* **Work request**:
Every line below must be given again exactly.

* **Records supplied**:
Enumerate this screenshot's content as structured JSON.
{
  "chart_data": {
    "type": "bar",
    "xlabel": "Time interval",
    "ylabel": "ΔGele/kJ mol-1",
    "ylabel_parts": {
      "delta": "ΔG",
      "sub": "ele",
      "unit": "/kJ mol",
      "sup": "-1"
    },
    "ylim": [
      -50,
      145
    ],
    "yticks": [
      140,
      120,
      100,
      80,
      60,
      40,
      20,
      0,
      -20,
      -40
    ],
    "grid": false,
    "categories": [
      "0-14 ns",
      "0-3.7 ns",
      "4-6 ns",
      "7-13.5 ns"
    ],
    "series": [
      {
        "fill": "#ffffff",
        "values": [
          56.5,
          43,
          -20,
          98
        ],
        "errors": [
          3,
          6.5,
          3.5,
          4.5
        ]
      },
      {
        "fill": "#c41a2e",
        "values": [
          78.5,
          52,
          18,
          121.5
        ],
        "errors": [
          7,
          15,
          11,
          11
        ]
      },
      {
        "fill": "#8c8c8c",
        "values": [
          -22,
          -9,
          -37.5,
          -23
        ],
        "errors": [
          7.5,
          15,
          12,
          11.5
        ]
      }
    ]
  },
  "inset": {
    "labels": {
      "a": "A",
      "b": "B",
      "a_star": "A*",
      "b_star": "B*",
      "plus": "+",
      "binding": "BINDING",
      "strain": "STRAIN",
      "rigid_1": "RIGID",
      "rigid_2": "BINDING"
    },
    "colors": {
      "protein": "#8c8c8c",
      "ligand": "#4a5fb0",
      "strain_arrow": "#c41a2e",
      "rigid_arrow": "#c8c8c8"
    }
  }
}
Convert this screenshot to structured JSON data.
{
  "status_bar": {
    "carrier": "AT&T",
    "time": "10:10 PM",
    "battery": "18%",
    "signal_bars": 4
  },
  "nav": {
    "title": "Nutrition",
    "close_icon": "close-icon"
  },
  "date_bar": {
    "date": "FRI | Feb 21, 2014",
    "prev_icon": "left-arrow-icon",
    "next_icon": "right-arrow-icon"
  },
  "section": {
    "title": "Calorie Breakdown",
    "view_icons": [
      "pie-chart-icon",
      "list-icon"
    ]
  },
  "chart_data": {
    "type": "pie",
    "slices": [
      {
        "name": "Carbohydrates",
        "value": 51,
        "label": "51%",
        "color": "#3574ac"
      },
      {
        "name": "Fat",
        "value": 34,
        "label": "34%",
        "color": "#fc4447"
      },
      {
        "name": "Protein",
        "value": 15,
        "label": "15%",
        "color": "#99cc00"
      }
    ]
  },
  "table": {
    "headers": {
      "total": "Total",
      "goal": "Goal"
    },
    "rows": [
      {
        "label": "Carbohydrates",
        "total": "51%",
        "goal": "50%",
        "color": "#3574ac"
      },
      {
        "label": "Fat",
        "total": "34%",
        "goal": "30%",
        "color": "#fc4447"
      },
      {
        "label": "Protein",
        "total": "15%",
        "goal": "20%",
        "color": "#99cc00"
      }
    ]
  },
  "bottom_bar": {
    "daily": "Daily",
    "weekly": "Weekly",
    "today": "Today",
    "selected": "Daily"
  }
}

* **Task output**:
Enumerate this screenshot's content as structured JSON.
{
  "chart_data": {
    "type": "bar",
    "xlabel": "Time interval",
    "ylabel": "ΔGele/kJ mol-1",
    "ylabel_parts": {
      "delta": "ΔG",
      "sub": "ele",
      "unit": "/kJ mol",
      "sup": "-1"
    },
    "ylim": [
      -50,
      145
    ],
    "yticks": [
      140,
      120,
      100,
      80,
      60,
      40,
      20,
      0,
      -20,
      -40
    ],
    "grid": false,
    "categories": [
      "0-14 ns",
      "0-3.7 ns",
      "4-6 ns",
      "7-13.5 ns"
    ],
    "series": [
      {
        "fill": "#ffffff",
        "values": [
          56.5,
          43,
          -20,
          98
        ],
        "errors": [
          3,
          6.5,
          3.5,
          4.5
        ]
      },
      {
        "fill": "#c41a2e",
        "values": [
          78.5,
          52,
          18,
          121.5
        ],
        "errors": [
          7,
          15,
          11,
          11
        ]
      },
      {
        "fill": "#8c8c8c",
        "values": [
          -22,
          -9,
          -37.5,
          -23
        ],
        "errors": [
          7.5,
          15,
          12,
          11.5
        ]
      }
    ]
  },
  "inset": {
    "labels": {
      "a": "A",
      "b": "B",
      "a_star": "A*",
      "b_star": "B*",
      "plus": "+",
      "binding": "BINDING",
      "strain": "STRAIN",
      "rigid_1": "RIGID",
      "rigid_2": "BINDING"
    },
    "colors": {
      "protein": "#8c8c8c",
      "ligand": "#4a5fb0",
      "strain_arrow": "#c41a2e",
      "rigid_arrow": "#c8c8c8"
    }
  }
}
Convert this screenshot to structured JSON data.
{
  "status_bar": {
    "carrier": "AT&T",
    "time": "10:10 PM",
    "battery": "18%",
    "signal_bars": 4
  },
  "nav": {
    "title": "Nutrition",
    "close_icon": "close-icon"
  },
  "date_bar": {
    "date": "FRI | Feb 21, 2014",
    "prev_icon": "left-arrow-icon",
    "next_icon": "right-arrow-icon"
  },
  "section": {
    "title": "Calorie Breakdown",
    "view_icons": [
      "pie-chart-icon",
      "list-icon"
    ]
  },
  "chart_data": {
    "type": "pie",
    "slices": [
      {
        "name": "Carbohydrates",
        "value": 51,
        "label": "51%",
        "color": "#3574ac"
      },
      {
        "name": "Fat",
        "value": 34,
        "label": "34%",
        "color": "#fc4447"
      },
      {
        "name": "Protein",
        "value": 15,
        "label": "15%",
        "color": "#99cc00"
      }
    ]
  },
  "table": {
    "headers": {
      "total": "Total",
      "goal": "Goal"
    },
    "rows": [
      {
        "label": "Carbohydrates",
        "total": "51%",
        "goal": "50%",
        "color": "#3574ac"
      },
      {
        "label": "Fat",
        "total": "34%",
        "goal": "30%",
        "color": "#fc4447"
      },
      {
        "label": "Protein",
        "total": "15%",
        "goal": "20%",
        "color": "#99cc00"
      }
    ]
  },
  "bottom_bar": {
    "daily": "Daily",
    "weekly": "Weekly",
    "today": "Today",
    "selected": "Daily"
  }
}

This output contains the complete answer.